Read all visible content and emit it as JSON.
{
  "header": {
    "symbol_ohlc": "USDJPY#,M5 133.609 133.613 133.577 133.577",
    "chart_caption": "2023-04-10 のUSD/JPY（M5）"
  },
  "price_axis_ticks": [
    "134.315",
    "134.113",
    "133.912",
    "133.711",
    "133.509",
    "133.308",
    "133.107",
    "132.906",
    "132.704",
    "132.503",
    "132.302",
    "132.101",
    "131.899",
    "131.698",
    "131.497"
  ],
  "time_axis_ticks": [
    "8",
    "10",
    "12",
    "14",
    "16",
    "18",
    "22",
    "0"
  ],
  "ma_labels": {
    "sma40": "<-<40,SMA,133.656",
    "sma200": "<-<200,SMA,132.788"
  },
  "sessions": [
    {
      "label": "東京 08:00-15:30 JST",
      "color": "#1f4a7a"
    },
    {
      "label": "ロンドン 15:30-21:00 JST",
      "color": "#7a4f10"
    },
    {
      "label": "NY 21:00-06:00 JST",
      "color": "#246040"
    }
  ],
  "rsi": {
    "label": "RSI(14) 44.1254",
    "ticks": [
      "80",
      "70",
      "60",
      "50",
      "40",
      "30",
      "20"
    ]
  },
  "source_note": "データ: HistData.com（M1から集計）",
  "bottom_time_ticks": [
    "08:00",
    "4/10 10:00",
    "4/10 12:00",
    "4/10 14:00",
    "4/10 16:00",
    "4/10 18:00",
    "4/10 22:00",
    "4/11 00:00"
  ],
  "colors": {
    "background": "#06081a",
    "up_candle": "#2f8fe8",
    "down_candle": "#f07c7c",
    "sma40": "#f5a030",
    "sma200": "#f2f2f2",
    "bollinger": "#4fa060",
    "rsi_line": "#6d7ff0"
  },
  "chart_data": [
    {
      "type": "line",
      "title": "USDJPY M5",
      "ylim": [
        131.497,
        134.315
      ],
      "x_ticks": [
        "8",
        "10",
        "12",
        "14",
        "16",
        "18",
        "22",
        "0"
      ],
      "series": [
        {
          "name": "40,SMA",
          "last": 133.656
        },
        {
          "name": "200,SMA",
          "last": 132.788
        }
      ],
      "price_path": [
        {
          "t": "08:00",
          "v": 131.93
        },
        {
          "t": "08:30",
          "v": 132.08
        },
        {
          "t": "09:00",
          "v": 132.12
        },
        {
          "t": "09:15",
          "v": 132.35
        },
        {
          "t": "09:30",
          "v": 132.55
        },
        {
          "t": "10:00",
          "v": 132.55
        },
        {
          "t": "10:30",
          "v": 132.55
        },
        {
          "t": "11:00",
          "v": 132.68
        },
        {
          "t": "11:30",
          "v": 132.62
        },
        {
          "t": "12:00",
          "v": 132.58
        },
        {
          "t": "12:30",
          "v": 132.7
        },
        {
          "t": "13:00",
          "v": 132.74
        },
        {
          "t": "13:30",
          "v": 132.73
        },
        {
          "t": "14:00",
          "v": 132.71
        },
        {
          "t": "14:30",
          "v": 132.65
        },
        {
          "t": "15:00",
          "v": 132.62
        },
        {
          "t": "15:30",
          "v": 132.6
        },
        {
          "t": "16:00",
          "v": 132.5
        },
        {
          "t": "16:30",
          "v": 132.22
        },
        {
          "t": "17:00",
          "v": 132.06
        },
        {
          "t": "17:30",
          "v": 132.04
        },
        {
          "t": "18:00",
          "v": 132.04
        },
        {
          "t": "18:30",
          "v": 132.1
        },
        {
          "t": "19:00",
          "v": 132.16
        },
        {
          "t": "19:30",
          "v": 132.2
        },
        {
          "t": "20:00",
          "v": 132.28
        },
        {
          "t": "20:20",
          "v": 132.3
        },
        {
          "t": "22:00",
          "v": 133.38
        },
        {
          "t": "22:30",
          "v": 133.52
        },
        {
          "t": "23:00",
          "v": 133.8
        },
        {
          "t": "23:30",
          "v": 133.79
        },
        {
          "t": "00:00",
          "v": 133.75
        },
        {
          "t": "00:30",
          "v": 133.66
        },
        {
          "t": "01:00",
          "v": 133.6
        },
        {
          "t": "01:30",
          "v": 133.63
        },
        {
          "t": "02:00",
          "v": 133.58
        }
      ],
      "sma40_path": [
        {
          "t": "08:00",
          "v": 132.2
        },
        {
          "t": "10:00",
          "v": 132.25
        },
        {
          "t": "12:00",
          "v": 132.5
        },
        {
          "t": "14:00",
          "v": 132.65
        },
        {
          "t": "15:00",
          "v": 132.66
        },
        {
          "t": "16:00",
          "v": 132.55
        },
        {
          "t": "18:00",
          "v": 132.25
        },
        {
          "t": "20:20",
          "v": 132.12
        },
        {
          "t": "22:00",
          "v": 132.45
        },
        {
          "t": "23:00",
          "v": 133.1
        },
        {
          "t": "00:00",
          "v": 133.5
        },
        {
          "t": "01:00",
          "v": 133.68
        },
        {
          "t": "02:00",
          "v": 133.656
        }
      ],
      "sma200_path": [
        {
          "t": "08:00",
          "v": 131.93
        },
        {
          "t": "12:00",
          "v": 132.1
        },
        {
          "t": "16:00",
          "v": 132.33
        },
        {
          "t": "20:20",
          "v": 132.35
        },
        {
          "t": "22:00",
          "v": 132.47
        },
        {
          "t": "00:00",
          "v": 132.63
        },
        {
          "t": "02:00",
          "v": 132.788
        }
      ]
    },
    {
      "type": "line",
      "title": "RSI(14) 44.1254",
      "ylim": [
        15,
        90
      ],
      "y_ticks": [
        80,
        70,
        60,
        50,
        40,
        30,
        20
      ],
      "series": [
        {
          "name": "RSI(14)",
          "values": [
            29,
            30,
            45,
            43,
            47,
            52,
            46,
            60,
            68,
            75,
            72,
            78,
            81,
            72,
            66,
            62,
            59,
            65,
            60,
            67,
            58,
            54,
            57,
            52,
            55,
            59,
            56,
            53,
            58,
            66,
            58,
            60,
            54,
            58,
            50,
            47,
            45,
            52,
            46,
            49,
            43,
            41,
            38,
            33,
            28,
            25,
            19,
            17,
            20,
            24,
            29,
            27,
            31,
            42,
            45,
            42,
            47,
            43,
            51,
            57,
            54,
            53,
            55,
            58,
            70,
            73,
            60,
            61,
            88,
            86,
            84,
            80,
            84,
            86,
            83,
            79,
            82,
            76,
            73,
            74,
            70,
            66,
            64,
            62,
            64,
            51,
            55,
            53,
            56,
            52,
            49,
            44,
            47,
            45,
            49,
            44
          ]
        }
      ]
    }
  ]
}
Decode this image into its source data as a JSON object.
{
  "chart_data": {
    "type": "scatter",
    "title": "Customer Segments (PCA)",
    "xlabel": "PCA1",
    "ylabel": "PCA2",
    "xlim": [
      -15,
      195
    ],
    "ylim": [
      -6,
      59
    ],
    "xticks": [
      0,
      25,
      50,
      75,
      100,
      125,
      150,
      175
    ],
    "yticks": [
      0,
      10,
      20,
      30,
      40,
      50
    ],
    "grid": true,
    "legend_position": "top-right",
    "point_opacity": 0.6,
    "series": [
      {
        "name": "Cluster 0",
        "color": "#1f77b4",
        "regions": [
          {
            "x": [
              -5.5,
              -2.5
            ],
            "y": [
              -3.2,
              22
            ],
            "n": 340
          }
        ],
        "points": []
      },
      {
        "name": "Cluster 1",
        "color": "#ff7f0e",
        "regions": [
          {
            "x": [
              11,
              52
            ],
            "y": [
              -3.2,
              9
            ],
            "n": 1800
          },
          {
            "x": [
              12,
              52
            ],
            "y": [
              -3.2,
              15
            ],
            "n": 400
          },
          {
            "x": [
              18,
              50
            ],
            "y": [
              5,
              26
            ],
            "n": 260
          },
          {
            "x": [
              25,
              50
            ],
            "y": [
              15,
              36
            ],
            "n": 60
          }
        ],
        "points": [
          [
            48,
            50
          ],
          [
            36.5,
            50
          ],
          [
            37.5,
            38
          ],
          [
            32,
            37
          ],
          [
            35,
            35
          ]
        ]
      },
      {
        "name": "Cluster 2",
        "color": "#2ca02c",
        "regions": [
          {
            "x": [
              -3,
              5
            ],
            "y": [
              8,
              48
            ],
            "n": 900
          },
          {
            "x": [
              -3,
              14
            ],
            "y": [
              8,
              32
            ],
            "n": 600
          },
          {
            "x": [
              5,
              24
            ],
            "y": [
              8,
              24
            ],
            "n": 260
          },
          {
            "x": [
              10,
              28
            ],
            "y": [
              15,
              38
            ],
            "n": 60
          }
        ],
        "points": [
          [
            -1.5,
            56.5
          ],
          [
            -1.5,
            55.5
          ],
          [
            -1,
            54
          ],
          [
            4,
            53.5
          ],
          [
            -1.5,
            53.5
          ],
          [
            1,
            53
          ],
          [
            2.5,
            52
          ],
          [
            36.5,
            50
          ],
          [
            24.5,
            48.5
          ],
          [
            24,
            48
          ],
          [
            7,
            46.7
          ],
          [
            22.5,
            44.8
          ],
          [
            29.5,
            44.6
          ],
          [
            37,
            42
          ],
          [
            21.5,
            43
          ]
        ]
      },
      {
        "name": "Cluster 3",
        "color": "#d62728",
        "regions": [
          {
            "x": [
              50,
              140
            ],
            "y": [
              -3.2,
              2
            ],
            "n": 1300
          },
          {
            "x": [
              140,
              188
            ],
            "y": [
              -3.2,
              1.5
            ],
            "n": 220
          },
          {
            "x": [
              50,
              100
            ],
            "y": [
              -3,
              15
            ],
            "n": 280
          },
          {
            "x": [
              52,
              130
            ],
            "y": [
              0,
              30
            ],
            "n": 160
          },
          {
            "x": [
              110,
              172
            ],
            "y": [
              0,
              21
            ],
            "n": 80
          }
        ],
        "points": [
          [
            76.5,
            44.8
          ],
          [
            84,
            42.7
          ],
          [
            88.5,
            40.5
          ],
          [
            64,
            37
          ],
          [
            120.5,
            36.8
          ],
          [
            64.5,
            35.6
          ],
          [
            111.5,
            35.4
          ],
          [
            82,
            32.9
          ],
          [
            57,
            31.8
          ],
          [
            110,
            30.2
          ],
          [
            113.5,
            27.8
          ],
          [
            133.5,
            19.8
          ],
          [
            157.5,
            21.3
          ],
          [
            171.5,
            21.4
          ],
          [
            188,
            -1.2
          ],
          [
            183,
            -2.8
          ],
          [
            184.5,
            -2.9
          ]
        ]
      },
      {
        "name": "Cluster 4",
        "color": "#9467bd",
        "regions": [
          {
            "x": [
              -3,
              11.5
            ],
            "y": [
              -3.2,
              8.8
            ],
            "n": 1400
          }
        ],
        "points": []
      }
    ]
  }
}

.....

• Aim of the exercise
Give the number of lines in the listing above that hold the string "title", with nothing else.

• Output below
3